_Direction_.
Identify the lines that contain the string "Cash" and copy all of them.

_Exercise inputs_.
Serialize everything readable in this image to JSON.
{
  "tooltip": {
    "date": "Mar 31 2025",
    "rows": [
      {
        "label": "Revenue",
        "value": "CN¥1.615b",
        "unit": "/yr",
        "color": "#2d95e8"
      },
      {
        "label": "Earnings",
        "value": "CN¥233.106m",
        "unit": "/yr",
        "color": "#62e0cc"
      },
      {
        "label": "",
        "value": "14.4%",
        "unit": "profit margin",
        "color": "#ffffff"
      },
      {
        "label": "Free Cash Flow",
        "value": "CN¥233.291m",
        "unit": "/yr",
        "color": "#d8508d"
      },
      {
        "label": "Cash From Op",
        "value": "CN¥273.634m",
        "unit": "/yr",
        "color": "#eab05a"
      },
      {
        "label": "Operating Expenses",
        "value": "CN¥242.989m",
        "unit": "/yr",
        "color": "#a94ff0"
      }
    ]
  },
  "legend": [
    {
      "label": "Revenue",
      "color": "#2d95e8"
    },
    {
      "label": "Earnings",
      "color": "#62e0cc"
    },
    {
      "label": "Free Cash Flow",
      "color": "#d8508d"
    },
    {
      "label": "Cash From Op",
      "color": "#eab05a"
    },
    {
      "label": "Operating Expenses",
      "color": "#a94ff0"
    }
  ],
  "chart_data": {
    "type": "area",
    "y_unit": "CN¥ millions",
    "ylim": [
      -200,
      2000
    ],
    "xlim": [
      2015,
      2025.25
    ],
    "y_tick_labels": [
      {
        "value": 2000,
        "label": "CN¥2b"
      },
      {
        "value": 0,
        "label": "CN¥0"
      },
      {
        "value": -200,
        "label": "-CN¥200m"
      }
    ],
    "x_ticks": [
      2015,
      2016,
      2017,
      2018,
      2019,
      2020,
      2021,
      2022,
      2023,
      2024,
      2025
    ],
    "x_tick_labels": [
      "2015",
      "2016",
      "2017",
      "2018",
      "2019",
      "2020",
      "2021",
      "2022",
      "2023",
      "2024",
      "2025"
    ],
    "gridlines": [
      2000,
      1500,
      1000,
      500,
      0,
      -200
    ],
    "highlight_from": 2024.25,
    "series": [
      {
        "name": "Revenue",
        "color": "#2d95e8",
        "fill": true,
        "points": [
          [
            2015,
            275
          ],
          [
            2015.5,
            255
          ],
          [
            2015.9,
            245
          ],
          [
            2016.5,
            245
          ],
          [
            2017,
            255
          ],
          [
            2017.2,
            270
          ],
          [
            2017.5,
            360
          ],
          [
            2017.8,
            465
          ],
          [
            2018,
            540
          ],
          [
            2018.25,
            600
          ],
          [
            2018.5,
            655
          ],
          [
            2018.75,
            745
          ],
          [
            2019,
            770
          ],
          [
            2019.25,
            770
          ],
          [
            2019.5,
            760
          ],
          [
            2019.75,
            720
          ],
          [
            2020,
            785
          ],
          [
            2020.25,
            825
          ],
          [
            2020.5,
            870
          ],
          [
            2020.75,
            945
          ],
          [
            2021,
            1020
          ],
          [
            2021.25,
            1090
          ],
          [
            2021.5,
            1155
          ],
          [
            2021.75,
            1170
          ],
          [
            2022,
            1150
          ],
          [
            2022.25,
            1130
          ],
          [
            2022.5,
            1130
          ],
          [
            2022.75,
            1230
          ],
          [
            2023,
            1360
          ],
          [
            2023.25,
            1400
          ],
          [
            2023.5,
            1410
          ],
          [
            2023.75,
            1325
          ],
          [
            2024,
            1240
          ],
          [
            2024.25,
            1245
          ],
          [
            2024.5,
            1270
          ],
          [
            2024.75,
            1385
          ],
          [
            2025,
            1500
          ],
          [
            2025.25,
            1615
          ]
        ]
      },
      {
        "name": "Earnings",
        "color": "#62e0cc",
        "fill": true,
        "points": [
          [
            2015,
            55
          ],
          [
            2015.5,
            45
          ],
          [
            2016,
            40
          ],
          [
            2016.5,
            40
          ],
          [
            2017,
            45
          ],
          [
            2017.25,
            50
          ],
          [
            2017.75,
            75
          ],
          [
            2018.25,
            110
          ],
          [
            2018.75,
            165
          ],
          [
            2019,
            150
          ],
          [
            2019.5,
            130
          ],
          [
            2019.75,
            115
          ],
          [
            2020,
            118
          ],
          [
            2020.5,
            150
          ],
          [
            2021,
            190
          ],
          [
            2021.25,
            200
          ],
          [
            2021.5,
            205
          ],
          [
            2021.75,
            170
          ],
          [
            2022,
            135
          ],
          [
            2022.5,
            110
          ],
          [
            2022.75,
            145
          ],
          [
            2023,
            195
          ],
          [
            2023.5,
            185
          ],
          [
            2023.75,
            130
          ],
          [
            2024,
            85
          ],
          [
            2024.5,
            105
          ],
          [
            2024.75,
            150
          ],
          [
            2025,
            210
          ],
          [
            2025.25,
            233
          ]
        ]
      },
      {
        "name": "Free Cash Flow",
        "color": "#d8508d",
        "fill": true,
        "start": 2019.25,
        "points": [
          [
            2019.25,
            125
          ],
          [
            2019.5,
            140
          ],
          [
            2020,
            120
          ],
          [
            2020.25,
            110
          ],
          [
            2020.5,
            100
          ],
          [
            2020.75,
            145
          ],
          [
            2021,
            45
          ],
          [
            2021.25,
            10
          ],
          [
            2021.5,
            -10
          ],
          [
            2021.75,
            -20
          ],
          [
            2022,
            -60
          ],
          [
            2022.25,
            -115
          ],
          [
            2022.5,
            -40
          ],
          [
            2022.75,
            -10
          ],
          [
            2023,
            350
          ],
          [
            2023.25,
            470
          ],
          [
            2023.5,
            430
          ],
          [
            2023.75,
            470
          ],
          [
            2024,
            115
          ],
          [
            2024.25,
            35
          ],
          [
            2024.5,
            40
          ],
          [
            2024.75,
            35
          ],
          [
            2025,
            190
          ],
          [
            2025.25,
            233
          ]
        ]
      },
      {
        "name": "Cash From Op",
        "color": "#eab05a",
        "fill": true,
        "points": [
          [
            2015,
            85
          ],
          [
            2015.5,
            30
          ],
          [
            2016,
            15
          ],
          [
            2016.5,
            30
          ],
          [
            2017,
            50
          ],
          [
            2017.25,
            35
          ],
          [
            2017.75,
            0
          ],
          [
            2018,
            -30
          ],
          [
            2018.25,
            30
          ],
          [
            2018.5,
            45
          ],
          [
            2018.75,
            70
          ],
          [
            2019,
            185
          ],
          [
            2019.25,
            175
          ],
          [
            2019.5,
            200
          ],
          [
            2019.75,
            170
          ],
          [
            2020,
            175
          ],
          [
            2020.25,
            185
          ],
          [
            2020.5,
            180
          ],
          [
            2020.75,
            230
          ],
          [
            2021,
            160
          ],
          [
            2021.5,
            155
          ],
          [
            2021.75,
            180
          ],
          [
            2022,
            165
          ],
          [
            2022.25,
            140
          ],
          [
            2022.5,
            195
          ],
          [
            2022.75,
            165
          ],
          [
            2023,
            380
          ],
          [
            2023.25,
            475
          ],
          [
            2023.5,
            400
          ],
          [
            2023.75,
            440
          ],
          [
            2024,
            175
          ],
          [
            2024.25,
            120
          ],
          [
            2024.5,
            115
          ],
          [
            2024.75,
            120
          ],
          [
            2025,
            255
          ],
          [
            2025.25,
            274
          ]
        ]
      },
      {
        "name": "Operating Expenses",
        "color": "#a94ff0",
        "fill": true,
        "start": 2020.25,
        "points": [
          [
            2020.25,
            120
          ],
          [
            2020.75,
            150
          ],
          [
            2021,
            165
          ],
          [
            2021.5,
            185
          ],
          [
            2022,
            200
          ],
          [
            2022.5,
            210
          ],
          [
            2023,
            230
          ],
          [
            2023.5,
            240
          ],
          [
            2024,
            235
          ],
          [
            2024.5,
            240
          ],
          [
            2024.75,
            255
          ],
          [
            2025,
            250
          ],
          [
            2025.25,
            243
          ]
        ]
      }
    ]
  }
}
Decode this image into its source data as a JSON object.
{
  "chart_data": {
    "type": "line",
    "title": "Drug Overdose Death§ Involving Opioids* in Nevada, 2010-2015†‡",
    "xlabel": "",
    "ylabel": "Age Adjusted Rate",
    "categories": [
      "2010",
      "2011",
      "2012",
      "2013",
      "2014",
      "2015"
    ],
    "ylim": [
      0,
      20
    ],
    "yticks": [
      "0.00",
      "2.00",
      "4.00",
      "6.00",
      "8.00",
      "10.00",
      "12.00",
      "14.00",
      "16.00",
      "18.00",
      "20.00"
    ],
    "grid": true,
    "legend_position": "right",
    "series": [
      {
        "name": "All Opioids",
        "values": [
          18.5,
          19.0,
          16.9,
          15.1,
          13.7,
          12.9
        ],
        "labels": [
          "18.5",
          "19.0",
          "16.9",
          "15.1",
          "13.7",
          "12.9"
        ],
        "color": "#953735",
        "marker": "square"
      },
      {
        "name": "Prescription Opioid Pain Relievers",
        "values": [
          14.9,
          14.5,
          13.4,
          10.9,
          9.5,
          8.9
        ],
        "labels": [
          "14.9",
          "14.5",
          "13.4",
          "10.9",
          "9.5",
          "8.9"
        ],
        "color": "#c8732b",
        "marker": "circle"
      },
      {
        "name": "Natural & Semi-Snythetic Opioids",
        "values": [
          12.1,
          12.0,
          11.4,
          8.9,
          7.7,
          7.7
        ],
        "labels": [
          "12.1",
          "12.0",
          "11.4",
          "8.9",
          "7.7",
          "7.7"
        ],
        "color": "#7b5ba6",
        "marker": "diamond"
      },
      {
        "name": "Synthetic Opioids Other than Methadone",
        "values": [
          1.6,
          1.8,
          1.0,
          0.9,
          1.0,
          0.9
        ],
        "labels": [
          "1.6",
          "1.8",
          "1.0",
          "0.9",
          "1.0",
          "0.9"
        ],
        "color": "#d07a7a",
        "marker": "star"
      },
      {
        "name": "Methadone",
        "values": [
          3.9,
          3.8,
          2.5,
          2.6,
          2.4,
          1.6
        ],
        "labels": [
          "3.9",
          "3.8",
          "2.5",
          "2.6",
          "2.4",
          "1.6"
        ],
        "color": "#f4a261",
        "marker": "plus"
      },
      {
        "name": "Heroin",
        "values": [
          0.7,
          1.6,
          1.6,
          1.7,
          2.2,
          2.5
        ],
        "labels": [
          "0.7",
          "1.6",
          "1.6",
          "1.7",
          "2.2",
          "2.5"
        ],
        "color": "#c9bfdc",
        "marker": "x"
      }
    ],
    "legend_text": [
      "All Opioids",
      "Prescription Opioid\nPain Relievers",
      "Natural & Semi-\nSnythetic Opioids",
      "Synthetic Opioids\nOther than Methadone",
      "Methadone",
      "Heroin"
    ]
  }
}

_The answer_.
        "label": "Free Cash Flow",
        "label": "Cash From Op",
      "label": "Free Cash Flow",
      "label": "Cash From Op",
        "name": "Free Cash Flow",
        "name": "Cash From Op",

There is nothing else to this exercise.